## start

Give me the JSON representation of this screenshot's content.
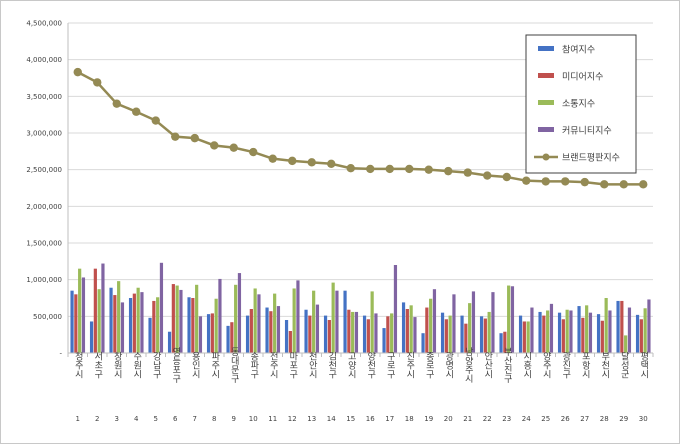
{
  "chart_data": {
    "type": "bar",
    "title": "",
    "xlabel": "",
    "ylabel": "",
    "ylim": [
      0,
      4500000
    ],
    "yticks": [
      "-",
      "500,000",
      "1,000,000",
      "1,500,000",
      "2,000,000",
      "2,500,000",
      "3,000,000",
      "3,500,000",
      "4,000,000",
      "4,500,000"
    ],
    "grid": true,
    "legend_position": "top-right",
    "categories": [
      "청주시",
      "서초구",
      "창원시",
      "수원시",
      "강남구",
      "영등포구",
      "용인시",
      "파주시",
      "동대문구",
      "송파구",
      "전주시",
      "마포구",
      "천안시",
      "김천구",
      "고양시",
      "양천구",
      "구로구",
      "진주시",
      "종로구",
      "광명시",
      "남양주시",
      "안산시",
      "부산진구",
      "시흥시",
      "양주시",
      "광진구",
      "포항시",
      "부천시",
      "달성군",
      "평택시"
    ],
    "ranks": [
      "1",
      "2",
      "3",
      "4",
      "5",
      "6",
      "7",
      "8",
      "9",
      "10",
      "11",
      "12",
      "13",
      "14",
      "15",
      "16",
      "17",
      "18",
      "19",
      "20",
      "21",
      "22",
      "23",
      "24",
      "25",
      "26",
      "27",
      "28",
      "29",
      "30"
    ],
    "series": [
      {
        "name": "참여지수",
        "kind": "bar",
        "color": "#4472c4",
        "values": [
          850000,
          430000,
          890000,
          750000,
          480000,
          290000,
          760000,
          530000,
          370000,
          510000,
          620000,
          450000,
          590000,
          510000,
          850000,
          510000,
          340000,
          690000,
          270000,
          550000,
          510000,
          500000,
          270000,
          510000,
          560000,
          550000,
          640000,
          530000,
          710000,
          520000
        ]
      },
      {
        "name": "미디어지수",
        "kind": "bar",
        "color": "#c0504d",
        "values": [
          800000,
          1150000,
          790000,
          810000,
          710000,
          940000,
          750000,
          540000,
          420000,
          600000,
          570000,
          300000,
          510000,
          450000,
          590000,
          460000,
          500000,
          600000,
          620000,
          460000,
          400000,
          470000,
          290000,
          430000,
          510000,
          460000,
          480000,
          440000,
          710000,
          460000
        ]
      },
      {
        "name": "소통지수",
        "kind": "bar",
        "color": "#9bbb59",
        "values": [
          1150000,
          870000,
          980000,
          890000,
          760000,
          920000,
          930000,
          740000,
          930000,
          880000,
          810000,
          880000,
          850000,
          960000,
          560000,
          840000,
          540000,
          650000,
          740000,
          510000,
          680000,
          560000,
          920000,
          430000,
          580000,
          590000,
          650000,
          750000,
          240000,
          610000
        ]
      },
      {
        "name": "커뮤니티지수",
        "kind": "bar",
        "color": "#8064a2",
        "values": [
          1030000,
          1220000,
          690000,
          830000,
          1230000,
          860000,
          500000,
          1010000,
          1090000,
          800000,
          640000,
          990000,
          660000,
          850000,
          560000,
          540000,
          1200000,
          490000,
          870000,
          800000,
          840000,
          830000,
          910000,
          620000,
          670000,
          580000,
          550000,
          580000,
          620000,
          730000
        ]
      },
      {
        "name": "브랜드평판지수",
        "kind": "line",
        "color": "#948a54",
        "values": [
          3830000,
          3690000,
          3400000,
          3290000,
          3170000,
          2950000,
          2930000,
          2830000,
          2800000,
          2740000,
          2650000,
          2620000,
          2600000,
          2580000,
          2520000,
          2510000,
          2510000,
          2510000,
          2500000,
          2480000,
          2460000,
          2420000,
          2400000,
          2350000,
          2340000,
          2340000,
          2330000,
          2300000,
          2300000,
          2300000
        ]
      }
    ]
  }
}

## end

Check each line of the material above for "color" and say how many lines contain it, giving the number alone.

5